*PROBLEM DETAILS:*
Please set down all of the records below line by line without changing anything, but leave the pictures out.

— START TASK MATERIAL —

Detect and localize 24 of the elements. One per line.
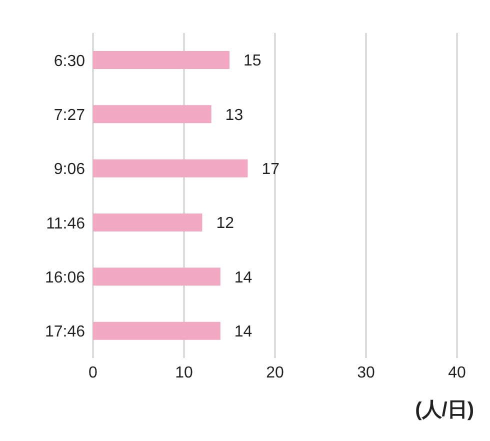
data-label: 17 [262, 161, 280, 178]
bar [93, 322, 220, 340]
data-label: 14 [234, 269, 252, 286]
x-tick-label: 40 [448, 364, 466, 382]
x-axis-title: (人/日) [415, 398, 474, 423]
data-label: 12 [216, 215, 234, 232]
y-tick-label: 7:27 [54, 106, 86, 124]
data-label: 14 [234, 324, 252, 341]
bar [93, 159, 248, 178]
y-tick-label: 17:46 [44, 324, 86, 341]
bar [93, 214, 202, 232]
y-tick-label: 16:06 [44, 269, 86, 286]
bar [93, 51, 230, 69]
y-tick-label: 6:30 [54, 52, 86, 70]
bar [93, 105, 212, 124]
x-tick-label: 10 [175, 364, 193, 382]
x-tick-label: 0 [88, 364, 98, 382]
bar [93, 268, 220, 286]
y-tick-label: 11:46 [46, 215, 86, 232]
x-tick-label: 30 [357, 364, 375, 382]
data-label: 13 [225, 106, 244, 124]
data-label: 15 [244, 52, 262, 70]
y-tick-label: 9:06 [54, 161, 86, 178]
x-tick-label: 20 [266, 364, 284, 382]
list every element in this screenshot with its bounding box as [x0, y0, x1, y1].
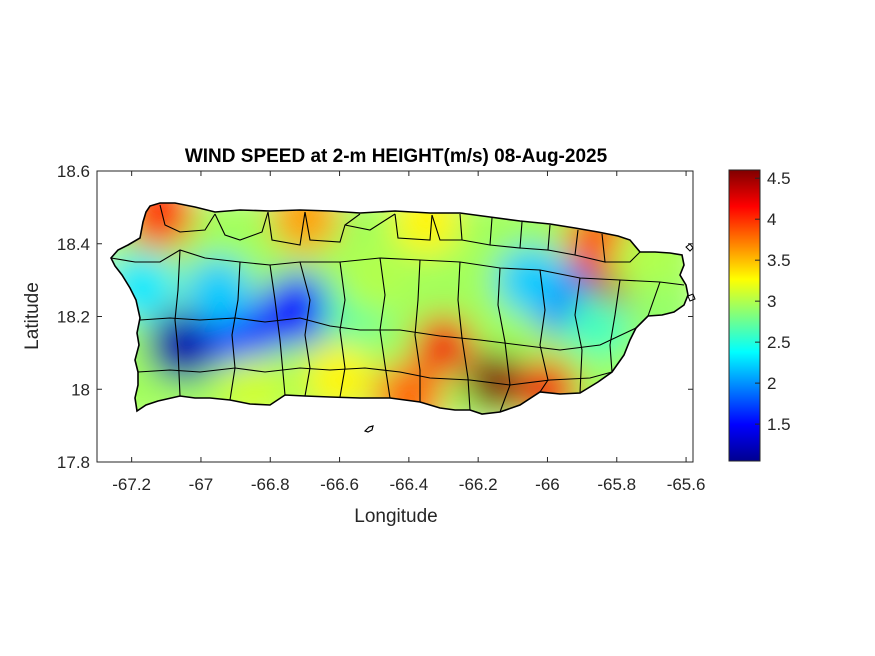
municipality-boundary	[609, 279, 621, 373]
x-tick-label: -66	[535, 475, 560, 494]
islet	[363, 425, 374, 433]
municipality-boundary	[214, 211, 269, 241]
municipality-boundary	[110, 249, 685, 286]
municipality-boundary	[344, 213, 396, 231]
colorbar-tick-label: 3	[767, 292, 776, 311]
chart-title: WIND SPEED at 2-m HEIGHT(m/s) 08-Aug-202…	[185, 146, 608, 167]
municipality-boundary	[137, 367, 613, 386]
colorbar-tick-label: 2.5	[767, 333, 791, 352]
y-tick-label: 18	[71, 380, 90, 399]
wind-speed-cell	[305, 344, 374, 413]
municipality-boundary	[457, 261, 471, 411]
municipality-boundary	[497, 267, 511, 413]
municipality-boundary	[539, 269, 549, 393]
municipality-boundary	[647, 281, 661, 317]
colorbar-tick-label: 3.5	[767, 251, 791, 270]
x-tick-label: -65.8	[597, 475, 636, 494]
municipality-boundaries	[110, 204, 685, 413]
coastline	[110, 202, 689, 415]
colorbar-tick-label: 4	[767, 210, 776, 229]
wind-speed-cell	[184, 257, 253, 326]
municipality-boundary	[574, 277, 583, 394]
x-tick-label: -66.2	[459, 475, 498, 494]
x-tick-label: -67.2	[112, 475, 151, 494]
wind-speed-cell	[261, 273, 334, 346]
municipality-boundary	[267, 211, 306, 246]
x-axis-label: Longitude	[354, 506, 437, 527]
municipality-boundary	[269, 264, 286, 396]
colorbar: 1.5 2 2.5 3 3.5 4 4.5	[728, 169, 791, 462]
wind-speed-cell	[465, 351, 526, 412]
municipality-boundary	[379, 257, 391, 399]
wind-speed-cell	[340, 246, 409, 315]
municipality-boundary	[431, 213, 463, 241]
wind-speed-cell	[413, 315, 474, 376]
y-axis-label: Latitude	[22, 282, 43, 350]
colorbar-tick-label: 1.5	[767, 415, 791, 434]
municipality-boundary	[339, 261, 346, 398]
municipality-boundary	[229, 261, 241, 401]
y-tick-label: 17.8	[57, 453, 90, 472]
islet	[685, 243, 694, 252]
x-tick-label: -65.6	[667, 475, 706, 494]
wind-speed-cell	[496, 246, 565, 315]
x-axis: -67.2 -67 -66.8 -66.6 -66.4 -66.2 -66 -65.8 -65.…	[112, 171, 705, 494]
municipality-boundary	[414, 259, 421, 402]
wind-speed-cell	[125, 203, 194, 249]
municipality-boundary	[159, 204, 216, 233]
y-tick-label: 18.6	[57, 162, 90, 181]
x-tick-label: -66.8	[251, 475, 290, 494]
wind-speed-cell	[147, 309, 220, 382]
islet	[687, 293, 696, 302]
municipality-boundary	[394, 213, 433, 241]
municipality-boundary	[605, 251, 641, 263]
colorbar-gradient	[728, 169, 761, 462]
municipality-boundary	[299, 261, 311, 397]
wind-speed-cell	[270, 203, 339, 253]
municipality-boundary	[174, 249, 181, 397]
x-tick-label: -66.4	[389, 475, 428, 494]
y-tick-label: 18.4	[57, 235, 90, 254]
y-tick-label: 18.2	[57, 308, 90, 327]
municipality-boundary	[139, 317, 637, 351]
municipality-boundary	[304, 211, 361, 243]
colorbar-tick-label: 4.5	[767, 169, 791, 188]
colorbar-tick-label: 2	[767, 374, 776, 393]
x-tick-label: -66.6	[320, 475, 359, 494]
x-tick-label: -67	[189, 475, 214, 494]
y-axis: 18.6 18.4 18.2 18 17.8	[57, 162, 693, 472]
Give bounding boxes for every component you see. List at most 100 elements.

— END TASK MATERIAL —

*FINAL ANSWER:*
Detect and localize 24 of the elements. One per line.
data-label: 17 [262, 161, 280, 178]
bar [93, 322, 220, 340]
data-label: 14 [234, 269, 252, 286]
x-tick-label: 40 [448, 364, 466, 382]
x-axis-title: (人/日) [415, 398, 474, 423]
data-label: 12 [216, 215, 234, 232]
y-tick-label: 7:27 [54, 106, 86, 124]
data-label: 14 [234, 324, 252, 341]
bar [93, 159, 248, 178]
y-tick-label: 17:46 [44, 324, 86, 341]
bar [93, 214, 202, 232]
y-tick-label: 16:06 [44, 269, 86, 286]
bar [93, 51, 230, 69]
y-tick-label: 6:30 [54, 52, 86, 70]
bar [93, 105, 212, 124]
x-tick-label: 10 [175, 364, 193, 382]
x-tick-label: 0 [88, 364, 98, 382]
bar [93, 268, 220, 286]
y-tick-label: 11:46 [46, 215, 86, 232]
x-tick-label: 30 [357, 364, 375, 382]
data-label: 13 [225, 106, 244, 124]
data-label: 15 [244, 52, 262, 70]
y-tick-label: 9:06 [54, 161, 86, 178]
x-tick-label: 20 [266, 364, 284, 382]
list every element in this screenshot with its bounding box as [x0, y0, x1, y1].
municipality-boundary	[609, 279, 621, 373]
x-tick-label: -66	[535, 475, 560, 494]
islet	[363, 425, 374, 433]
municipality-boundary	[214, 211, 269, 241]
municipality-boundary	[110, 249, 685, 286]
municipality-boundary	[344, 213, 396, 231]
colorbar-tick-label: 3	[767, 292, 776, 311]
chart-title: WIND SPEED at 2-m HEIGHT(m/s) 08-Aug-202…	[185, 146, 608, 167]
municipality-boundary	[137, 367, 613, 386]
colorbar-tick-label: 2.5	[767, 333, 791, 352]
y-tick-label: 18	[71, 380, 90, 399]
wind-speed-cell	[305, 344, 374, 413]
municipality-boundary	[457, 261, 471, 411]
municipality-boundary	[497, 267, 511, 413]
municipality-boundary	[539, 269, 549, 393]
municipality-boundary	[647, 281, 661, 317]
colorbar-tick-label: 3.5	[767, 251, 791, 270]
x-tick-label: -65.8	[597, 475, 636, 494]
municipality-boundaries	[110, 204, 685, 413]
coastline	[110, 202, 689, 415]
colorbar-tick-label: 4	[767, 210, 776, 229]
wind-speed-cell	[184, 257, 253, 326]
municipality-boundary	[574, 277, 583, 394]
x-tick-label: -66.2	[459, 475, 498, 494]
x-tick-label: -67.2	[112, 475, 151, 494]
wind-speed-cell	[261, 273, 334, 346]
municipality-boundary	[267, 211, 306, 246]
x-axis-label: Longitude	[354, 506, 437, 527]
municipality-boundary	[269, 264, 286, 396]
colorbar: 1.5 2 2.5 3 3.5 4 4.5	[728, 169, 791, 462]
wind-speed-cell	[465, 351, 526, 412]
municipality-boundary	[379, 257, 391, 399]
wind-speed-cell	[340, 246, 409, 315]
municipality-boundary	[431, 213, 463, 241]
wind-speed-cell	[413, 315, 474, 376]
y-axis-label: Latitude	[22, 282, 43, 350]
colorbar-tick-label: 1.5	[767, 415, 791, 434]
municipality-boundary	[339, 261, 346, 398]
municipality-boundary	[229, 261, 241, 401]
y-tick-label: 17.8	[57, 453, 90, 472]
islet	[685, 243, 694, 252]
x-tick-label: -65.6	[667, 475, 706, 494]
wind-speed-cell	[496, 246, 565, 315]
x-axis: -67.2 -67 -66.8 -66.6 -66.4 -66.2 -66 -65.8 -65.…	[112, 171, 705, 494]
municipality-boundary	[414, 259, 421, 402]
wind-speed-cell	[125, 203, 194, 249]
municipality-boundary	[159, 204, 216, 233]
y-tick-label: 18.6	[57, 162, 90, 181]
x-tick-label: -66.8	[251, 475, 290, 494]
wind-speed-cell	[147, 309, 220, 382]
islet	[687, 293, 696, 302]
municipality-boundary	[394, 213, 433, 241]
municipality-boundary	[605, 251, 641, 263]
colorbar-gradient	[728, 169, 761, 462]
municipality-boundary	[299, 261, 311, 397]
wind-speed-cell	[270, 203, 339, 253]
municipality-boundary	[174, 249, 181, 397]
x-tick-label: -66.4	[389, 475, 428, 494]
y-tick-label: 18.4	[57, 235, 90, 254]
y-tick-label: 18.2	[57, 308, 90, 327]
municipality-boundary	[139, 317, 637, 351]
municipality-boundary	[304, 211, 361, 243]
colorbar-tick-label: 4.5	[767, 169, 791, 188]
colorbar-tick-label: 2	[767, 374, 776, 393]
x-tick-label: -66.6	[320, 475, 359, 494]
x-tick-label: -67	[189, 475, 214, 494]
y-axis: 18.6 18.4 18.2 18 17.8	[57, 162, 693, 472]
Give bounding boxes for every component you see. List at most 100 elements.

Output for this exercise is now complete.